* Exercise *
Take the entries below and reproduce them word for word.

* Task material *
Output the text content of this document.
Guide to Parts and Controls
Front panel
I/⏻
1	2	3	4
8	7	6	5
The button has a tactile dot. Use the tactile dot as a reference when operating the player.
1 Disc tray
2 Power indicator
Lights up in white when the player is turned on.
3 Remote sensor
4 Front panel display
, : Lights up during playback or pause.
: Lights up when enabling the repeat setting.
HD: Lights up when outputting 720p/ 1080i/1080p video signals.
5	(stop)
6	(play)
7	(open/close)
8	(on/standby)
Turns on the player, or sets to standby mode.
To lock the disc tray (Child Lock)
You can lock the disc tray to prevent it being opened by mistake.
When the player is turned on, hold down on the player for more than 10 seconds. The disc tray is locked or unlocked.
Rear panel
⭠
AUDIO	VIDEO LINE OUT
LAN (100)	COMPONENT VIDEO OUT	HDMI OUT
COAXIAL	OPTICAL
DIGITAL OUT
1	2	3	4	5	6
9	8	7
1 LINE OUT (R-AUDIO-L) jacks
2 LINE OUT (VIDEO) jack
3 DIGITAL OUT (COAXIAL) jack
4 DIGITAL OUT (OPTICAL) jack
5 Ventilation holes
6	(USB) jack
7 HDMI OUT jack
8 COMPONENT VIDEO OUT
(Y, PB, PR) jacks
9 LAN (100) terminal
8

* Complete output *
Output the text content of this document.
Guide to Parts and Controls
Front panel
I/⏻
1	2	3	4
8	7	6	5
The button has a tactile dot. Use the tactile dot as a reference when operating the player.
1 Disc tray
2 Power indicator
Lights up in white when the player is turned on.
3 Remote sensor
4 Front panel display
, : Lights up during playback or pause.
: Lights up when enabling the repeat setting.
HD: Lights up when outputting 720p/ 1080i/1080p video signals.
5	(stop)
6	(play)
7	(open/close)
8	(on/standby)
Turns on the player, or sets to standby mode.
To lock the disc tray (Child Lock)
You can lock the disc tray to prevent it being opened by mistake.
When the player is turned on, hold down on the player for more than 10 seconds. The disc tray is locked or unlocked.
Rear panel
⭠
AUDIO	VIDEO LINE OUT
LAN (100)	COMPONENT VIDEO OUT	HDMI OUT
COAXIAL	OPTICAL
DIGITAL OUT
1	2	3	4	5	6
9	8	7
1 LINE OUT (R-AUDIO-L) jacks
2 LINE OUT (VIDEO) jack
3 DIGITAL OUT (COAXIAL) jack
4 DIGITAL OUT (OPTICAL) jack
5 Ventilation holes
6	(USB) jack
7 HDMI OUT jack
8 COMPONENT VIDEO OUT
(Y, PB, PR) jacks
9 LAN (100) terminal
8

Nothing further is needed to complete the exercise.